### Problem to work on
Return, word for word, every line that follows.

═══ Given data ═══

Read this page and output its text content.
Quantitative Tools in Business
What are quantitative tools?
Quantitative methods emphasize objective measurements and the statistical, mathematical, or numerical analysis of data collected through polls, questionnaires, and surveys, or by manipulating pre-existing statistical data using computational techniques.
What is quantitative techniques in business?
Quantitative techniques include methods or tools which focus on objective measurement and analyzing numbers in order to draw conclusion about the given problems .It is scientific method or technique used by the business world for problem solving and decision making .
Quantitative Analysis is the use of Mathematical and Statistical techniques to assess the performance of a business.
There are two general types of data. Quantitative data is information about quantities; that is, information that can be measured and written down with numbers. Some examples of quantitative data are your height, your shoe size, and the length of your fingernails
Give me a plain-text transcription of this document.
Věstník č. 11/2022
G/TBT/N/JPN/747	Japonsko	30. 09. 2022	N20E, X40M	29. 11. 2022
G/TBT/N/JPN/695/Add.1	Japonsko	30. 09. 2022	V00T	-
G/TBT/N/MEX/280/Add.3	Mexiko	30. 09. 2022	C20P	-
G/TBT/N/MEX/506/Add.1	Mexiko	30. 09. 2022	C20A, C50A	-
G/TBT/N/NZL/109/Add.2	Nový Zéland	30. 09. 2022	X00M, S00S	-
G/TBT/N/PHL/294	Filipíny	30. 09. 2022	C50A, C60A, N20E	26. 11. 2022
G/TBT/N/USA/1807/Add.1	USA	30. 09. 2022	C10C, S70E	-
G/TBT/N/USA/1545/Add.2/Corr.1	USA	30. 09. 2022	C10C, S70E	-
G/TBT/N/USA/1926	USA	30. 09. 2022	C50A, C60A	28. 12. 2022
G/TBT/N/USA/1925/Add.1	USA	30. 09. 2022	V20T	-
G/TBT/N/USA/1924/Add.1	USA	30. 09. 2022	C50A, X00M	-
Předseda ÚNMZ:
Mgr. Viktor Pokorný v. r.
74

═══

### Answer below
Read this page and output its text content.
Quantitative Tools in Business
What are quantitative tools?
Quantitative methods emphasize objective measurements and the statistical, mathematical, or numerical analysis of data collected through polls, questionnaires, and surveys, or by manipulating pre-existing statistical data using computational techniques.
What is quantitative techniques in business?
Quantitative techniques include methods or tools which focus on objective measurement and analyzing numbers in order to draw conclusion about the given problems .It is scientific method or technique used by the business world for problem solving and decision making .
Quantitative Analysis is the use of Mathematical and Statistical techniques to assess the performance of a business.
There are two general types of data. Quantitative data is information about quantities; that is, information that can be measured and written down with numbers. Some examples of quantitative data are your height, your shoe size, and the length of your fingernails
Give me a plain-text transcription of this document.
Věstník č. 11/2022
G/TBT/N/JPN/747	Japonsko	30. 09. 2022	N20E, X40M	29. 11. 2022
G/TBT/N/JPN/695/Add.1	Japonsko	30. 09. 2022	V00T	-
G/TBT/N/MEX/280/Add.3	Mexiko	30. 09. 2022	C20P	-
G/TBT/N/MEX/506/Add.1	Mexiko	30. 09. 2022	C20A, C50A	-
G/TBT/N/NZL/109/Add.2	Nový Zéland	30. 09. 2022	X00M, S00S	-
G/TBT/N/PHL/294	Filipíny	30. 09. 2022	C50A, C60A, N20E	26. 11. 2022
G/TBT/N/USA/1807/Add.1	USA	30. 09. 2022	C10C, S70E	-
G/TBT/N/USA/1545/Add.2/Corr.1	USA	30. 09. 2022	C10C, S70E	-
G/TBT/N/USA/1926	USA	30. 09. 2022	C50A, C60A	28. 12. 2022
G/TBT/N/USA/1925/Add.1	USA	30. 09. 2022	V20T	-
G/TBT/N/USA/1924/Add.1	USA	30. 09. 2022	C50A, X00M	-
Předseda ÚNMZ:
Mgr. Viktor Pokorný v. r.
74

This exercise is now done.